====== DATASET EXCERPTS ======

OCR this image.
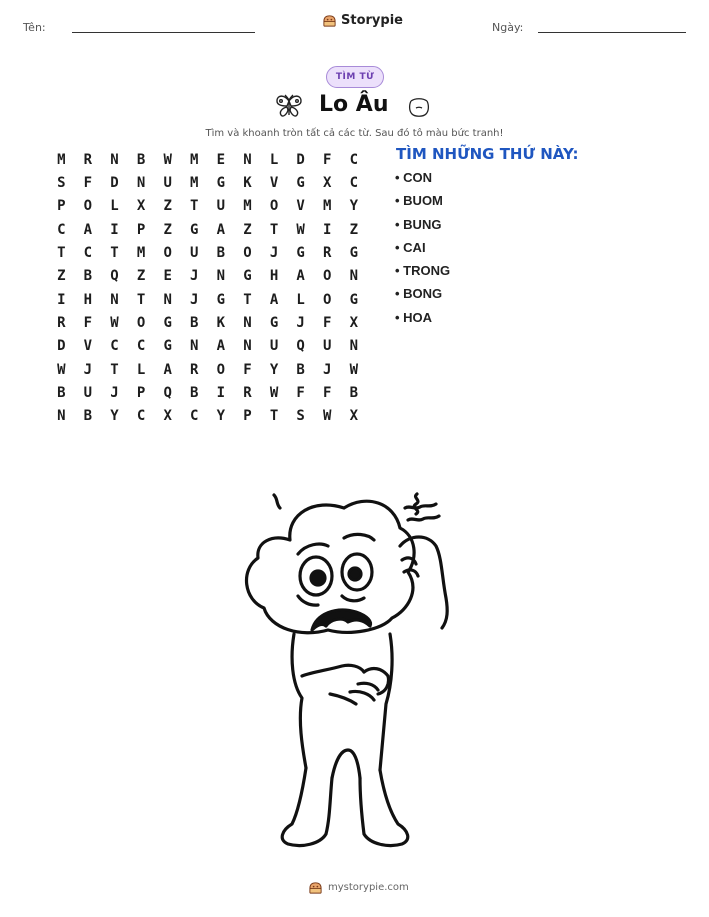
Tên:	Storypie	Ngày:
TÌM TỪ
Lo Âu
Tìm và khoanh tròn tất cả các từ. Sau đó tô màu bức tranh!
M	R	N	B	W	M	E	N	L	D	F	C
S	F	D	N	U	M	G	K	V	G	X	C
P	O	L	X	Z	T	U	M	O	V	M	Y
C	A	I	P	Z	G	A	Z	T	W	I	Z
T	C	T	M	O	U	B	O	J	G	R	G
Z	B	Q	Z	E	J	N	G	H	A	O	N
I	H	N	T	N	J	G	T	A	L	O	G
R	F	W	O	G	B	K	N	G	J	F	X
D	V	C	C	G	N	A	N	U	Q	U	N
W	J	T	L	A	R	O	F	Y	B	J	W
B	U	J	P	Q	B	I	R	W	F	F	B
N	B	Y	C	X	C	Y	P	T	S	W	X
TÌM NHỮNG THỨ NÀY:
• CON
• BUOM
• BUNG
• CAI
• TRONG
• BONG
• HOA
mystorypie.com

======

* AIM OF THE EXERCISE: Reproduce each entry precisely. Leave the pictures out.

* TASK OUTPUT:
OCR this image.
Tên:	Storypie	Ngày:
TÌM TỪ
Lo Âu
Tìm và khoanh tròn tất cả các từ. Sau đó tô màu bức tranh!
M	R	N	B	W	M	E	N	L	D	F	C
S	F	D	N	U	M	G	K	V	G	X	C
P	O	L	X	Z	T	U	M	O	V	M	Y
C	A	I	P	Z	G	A	Z	T	W	I	Z
T	C	T	M	O	U	B	O	J	G	R	G
Z	B	Q	Z	E	J	N	G	H	A	O	N
I	H	N	T	N	J	G	T	A	L	O	G
R	F	W	O	G	B	K	N	G	J	F	X
D	V	C	C	G	N	A	N	U	Q	U	N
W	J	T	L	A	R	O	F	Y	B	J	W
B	U	J	P	Q	B	I	R	W	F	F	B
N	B	Y	C	X	C	Y	P	T	S	W	X
TÌM NHỮNG THỨ NÀY:
• CON
• BUOM
• BUNG
• CAI
• TRONG
• BONG
• HOA
mystorypie.com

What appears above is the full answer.